Records to process:
....................

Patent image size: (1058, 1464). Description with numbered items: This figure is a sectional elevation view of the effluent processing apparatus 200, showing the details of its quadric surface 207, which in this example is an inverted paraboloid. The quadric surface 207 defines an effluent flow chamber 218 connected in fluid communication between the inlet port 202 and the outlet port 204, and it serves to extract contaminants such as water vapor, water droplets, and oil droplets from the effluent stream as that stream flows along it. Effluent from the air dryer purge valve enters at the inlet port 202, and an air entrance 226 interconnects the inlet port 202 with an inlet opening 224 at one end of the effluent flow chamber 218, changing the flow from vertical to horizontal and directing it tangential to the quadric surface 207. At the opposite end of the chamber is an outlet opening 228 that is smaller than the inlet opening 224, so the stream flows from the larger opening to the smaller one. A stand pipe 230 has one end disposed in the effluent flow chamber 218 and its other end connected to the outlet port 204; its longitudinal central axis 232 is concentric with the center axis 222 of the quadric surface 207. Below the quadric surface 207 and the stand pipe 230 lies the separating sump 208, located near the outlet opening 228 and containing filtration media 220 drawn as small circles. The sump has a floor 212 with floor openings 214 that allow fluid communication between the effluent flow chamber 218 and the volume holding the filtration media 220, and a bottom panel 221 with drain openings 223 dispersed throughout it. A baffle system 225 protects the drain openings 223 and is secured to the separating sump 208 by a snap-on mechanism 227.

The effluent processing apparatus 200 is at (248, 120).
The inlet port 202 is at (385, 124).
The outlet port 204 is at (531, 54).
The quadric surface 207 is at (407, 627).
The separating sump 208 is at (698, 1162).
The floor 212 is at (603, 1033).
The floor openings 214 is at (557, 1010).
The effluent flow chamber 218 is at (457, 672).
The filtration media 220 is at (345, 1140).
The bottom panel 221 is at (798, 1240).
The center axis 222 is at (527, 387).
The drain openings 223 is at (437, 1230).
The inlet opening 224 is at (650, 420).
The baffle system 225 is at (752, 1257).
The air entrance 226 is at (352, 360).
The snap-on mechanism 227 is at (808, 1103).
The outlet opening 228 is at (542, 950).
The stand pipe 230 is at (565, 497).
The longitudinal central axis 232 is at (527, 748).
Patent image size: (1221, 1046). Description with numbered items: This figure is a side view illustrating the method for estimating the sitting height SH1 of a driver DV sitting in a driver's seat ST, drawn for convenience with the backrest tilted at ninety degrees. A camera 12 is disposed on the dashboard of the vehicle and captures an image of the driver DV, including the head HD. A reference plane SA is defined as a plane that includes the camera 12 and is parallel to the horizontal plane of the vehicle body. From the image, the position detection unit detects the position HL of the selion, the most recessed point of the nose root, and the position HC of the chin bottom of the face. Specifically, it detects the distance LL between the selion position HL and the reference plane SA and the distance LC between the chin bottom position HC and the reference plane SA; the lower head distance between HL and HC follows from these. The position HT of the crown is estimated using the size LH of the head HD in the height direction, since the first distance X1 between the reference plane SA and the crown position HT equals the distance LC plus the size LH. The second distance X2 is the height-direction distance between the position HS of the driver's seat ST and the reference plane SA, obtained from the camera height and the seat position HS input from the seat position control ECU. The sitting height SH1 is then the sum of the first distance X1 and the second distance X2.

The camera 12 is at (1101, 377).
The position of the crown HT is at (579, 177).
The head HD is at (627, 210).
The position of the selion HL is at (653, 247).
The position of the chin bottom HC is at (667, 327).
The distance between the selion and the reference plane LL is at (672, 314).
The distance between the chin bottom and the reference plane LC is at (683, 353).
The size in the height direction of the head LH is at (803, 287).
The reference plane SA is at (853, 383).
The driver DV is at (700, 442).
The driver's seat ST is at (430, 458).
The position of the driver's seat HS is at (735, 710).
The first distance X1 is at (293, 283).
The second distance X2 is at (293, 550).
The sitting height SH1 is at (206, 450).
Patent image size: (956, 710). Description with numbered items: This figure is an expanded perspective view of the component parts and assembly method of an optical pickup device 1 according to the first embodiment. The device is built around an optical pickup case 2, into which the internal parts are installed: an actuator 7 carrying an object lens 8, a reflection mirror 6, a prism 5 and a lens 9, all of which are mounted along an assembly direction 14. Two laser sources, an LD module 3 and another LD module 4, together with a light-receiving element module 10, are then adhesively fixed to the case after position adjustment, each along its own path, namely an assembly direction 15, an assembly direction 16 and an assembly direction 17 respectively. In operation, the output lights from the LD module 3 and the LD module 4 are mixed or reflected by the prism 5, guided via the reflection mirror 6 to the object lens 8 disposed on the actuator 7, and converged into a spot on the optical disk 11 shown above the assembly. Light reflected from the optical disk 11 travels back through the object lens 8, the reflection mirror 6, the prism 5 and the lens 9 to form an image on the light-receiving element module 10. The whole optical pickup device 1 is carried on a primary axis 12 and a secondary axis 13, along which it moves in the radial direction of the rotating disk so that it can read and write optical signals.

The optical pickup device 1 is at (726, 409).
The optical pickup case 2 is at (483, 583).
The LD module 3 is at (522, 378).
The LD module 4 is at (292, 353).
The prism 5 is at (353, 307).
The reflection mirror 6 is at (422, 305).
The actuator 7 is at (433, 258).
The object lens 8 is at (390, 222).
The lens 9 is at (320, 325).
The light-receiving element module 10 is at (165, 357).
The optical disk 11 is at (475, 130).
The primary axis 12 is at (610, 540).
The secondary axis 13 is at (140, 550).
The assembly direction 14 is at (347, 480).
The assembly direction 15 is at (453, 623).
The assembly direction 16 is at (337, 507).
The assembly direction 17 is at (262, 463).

....................

Aim of the exercise:
Echo every line of the data above verbatim.

Completed task:
Patent image size: (1058, 1464). Description with numbered items: This figure is a sectional elevation view of the effluent processing apparatus 200, showing the details of its quadric surface 207, which in this example is an inverted paraboloid. The quadric surface 207 defines an effluent flow chamber 218 connected in fluid communication between the inlet port 202 and the outlet port 204, and it serves to extract contaminants such as water vapor, water droplets, and oil droplets from the effluent stream as that stream flows along it. Effluent from the air dryer purge valve enters at the inlet port 202, and an air entrance 226 interconnects the inlet port 202 with an inlet opening 224 at one end of the effluent flow chamber 218, changing the flow from vertical to horizontal and directing it tangential to the quadric surface 207. At the opposite end of the chamber is an outlet opening 228 that is smaller than the inlet opening 224, so the stream flows from the larger opening to the smaller one. A stand pipe 230 has one end disposed in the effluent flow chamber 218 and its other end connected to the outlet port 204; its longitudinal central axis 232 is concentric with the center axis 222 of the quadric surface 207. Below the quadric surface 207 and the stand pipe 230 lies the separating sump 208, located near the outlet opening 228 and containing filtration media 220 drawn as small circles. The sump has a floor 212 with floor openings 214 that allow fluid communication between the effluent flow chamber 218 and the volume holding the filtration media 220, and a bottom panel 221 with drain openings 223 dispersed throughout it. A baffle system 225 protects the drain openings 223 and is secured to the separating sump 208 by a snap-on mechanism 227.

The effluent processing apparatus 200 is at (248, 120).
The inlet port 202 is at (385, 124).
The outlet port 204 is at (531, 54).
The quadric surface 207 is at (407, 627).
The separating sump 208 is at (698, 1162).
The floor 212 is at (603, 1033).
The floor openings 214 is at (557, 1010).
The effluent flow chamber 218 is at (457, 672).
The filtration media 220 is at (345, 1140).
The bottom panel 221 is at (798, 1240).
The center axis 222 is at (527, 387).
The drain openings 223 is at (437, 1230).
The inlet opening 224 is at (650, 420).
The baffle system 225 is at (752, 1257).
The air entrance 226 is at (352, 360).
The snap-on mechanism 227 is at (808, 1103).
The outlet opening 228 is at (542, 950).
The stand pipe 230 is at (565, 497).
The longitudinal central axis 232 is at (527, 748).
Patent image size: (1221, 1046). Description with numbered items: This figure is a side view illustrating the method for estimating the sitting height SH1 of a driver DV sitting in a driver's seat ST, drawn for convenience with the backrest tilted at ninety degrees. A camera 12 is disposed on the dashboard of the vehicle and captures an image of the driver DV, including the head HD. A reference plane SA is defined as a plane that includes the camera 12 and is parallel to the horizontal plane of the vehicle body. From the image, the position detection unit detects the position HL of the selion, the most recessed point of the nose root, and the position HC of the chin bottom of the face. Specifically, it detects the distance LL between the selion position HL and the reference plane SA and the distance LC between the chin bottom position HC and the reference plane SA; the lower head distance between HL and HC follows from these. The position HT of the crown is estimated using the size LH of the head HD in the height direction, since the first distance X1 between the reference plane SA and the crown position HT equals the distance LC plus the size LH. The second distance X2 is the height-direction distance between the position HS of the driver's seat ST and the reference plane SA, obtained from the camera height and the seat position HS input from the seat position control ECU. The sitting height SH1 is then the sum of the first distance X1 and the second distance X2.

The camera 12 is at (1101, 377).
The position of the crown HT is at (579, 177).
The head HD is at (627, 210).
The position of the selion HL is at (653, 247).
The position of the chin bottom HC is at (667, 327).
The distance between the selion and the reference plane LL is at (672, 314).
The distance between the chin bottom and the reference plane LC is at (683, 353).
The size in the height direction of the head LH is at (803, 287).
The reference plane SA is at (853, 383).
The driver DV is at (700, 442).
The driver's seat ST is at (430, 458).
The position of the driver's seat HS is at (735, 710).
The first distance X1 is at (293, 283).
The second distance X2 is at (293, 550).
The sitting height SH1 is at (206, 450).
Patent image size: (956, 710). Description with numbered items: This figure is an expanded perspective view of the component parts and assembly method of an optical pickup device 1 according to the first embodiment. The device is built around an optical pickup case 2, into which the internal parts are installed: an actuator 7 carrying an object lens 8, a reflection mirror 6, a prism 5 and a lens 9, all of which are mounted along an assembly direction 14. Two laser sources, an LD module 3 and another LD module 4, together with a light-receiving element module 10, are then adhesively fixed to the case after position adjustment, each along its own path, namely an assembly direction 15, an assembly direction 16 and an assembly direction 17 respectively. In operation, the output lights from the LD module 3 and the LD module 4 are mixed or reflected by the prism 5, guided via the reflection mirror 6 to the object lens 8 disposed on the actuator 7, and converged into a spot on the optical disk 11 shown above the assembly. Light reflected from the optical disk 11 travels back through the object lens 8, the reflection mirror 6, the prism 5 and the lens 9 to form an image on the light-receiving element module 10. The whole optical pickup device 1 is carried on a primary axis 12 and a secondary axis 13, along which it moves in the radial direction of the rotating disk so that it can read and write optical signals.

The optical pickup device 1 is at (726, 409).
The optical pickup case 2 is at (483, 583).
The LD module 3 is at (522, 378).
The LD module 4 is at (292, 353).
The prism 5 is at (353, 307).
The reflection mirror 6 is at (422, 305).
The actuator 7 is at (433, 258).
The object lens 8 is at (390, 222).
The lens 9 is at (320, 325).
The light-receiving element module 10 is at (165, 357).
The optical disk 11 is at (475, 130).
The primary axis 12 is at (610, 540).
The secondary axis 13 is at (140, 550).
The assembly direction 14 is at (347, 480).
The assembly direction 15 is at (453, 623).
The assembly direction 16 is at (337, 507).
The assembly direction 17 is at (262, 463).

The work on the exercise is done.